Extract all lines from the data beneath that include the word "JSON".

::::

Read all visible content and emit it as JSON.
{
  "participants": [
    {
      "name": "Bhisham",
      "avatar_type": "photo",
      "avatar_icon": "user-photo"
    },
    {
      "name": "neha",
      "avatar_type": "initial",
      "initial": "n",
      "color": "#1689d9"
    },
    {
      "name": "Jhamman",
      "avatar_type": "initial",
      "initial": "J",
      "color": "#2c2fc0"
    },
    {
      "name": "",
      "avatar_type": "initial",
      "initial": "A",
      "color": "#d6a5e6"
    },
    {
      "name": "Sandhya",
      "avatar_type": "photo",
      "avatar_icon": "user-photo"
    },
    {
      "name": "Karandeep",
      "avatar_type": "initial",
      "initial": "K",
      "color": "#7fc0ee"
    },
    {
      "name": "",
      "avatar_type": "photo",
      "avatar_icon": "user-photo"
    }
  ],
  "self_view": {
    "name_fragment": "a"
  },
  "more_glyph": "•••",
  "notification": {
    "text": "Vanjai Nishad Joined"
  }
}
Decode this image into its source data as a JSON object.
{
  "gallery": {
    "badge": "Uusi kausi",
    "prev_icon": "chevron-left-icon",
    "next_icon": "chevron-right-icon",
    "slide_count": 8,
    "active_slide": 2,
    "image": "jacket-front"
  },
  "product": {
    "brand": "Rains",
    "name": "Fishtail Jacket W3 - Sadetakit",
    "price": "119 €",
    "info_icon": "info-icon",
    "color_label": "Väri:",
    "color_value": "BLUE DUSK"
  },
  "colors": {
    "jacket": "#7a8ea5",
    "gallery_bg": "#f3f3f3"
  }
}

::::

▸ **Solution**:
Read all visible content and emit it as JSON.
Decode this image into its source data as a JSON object.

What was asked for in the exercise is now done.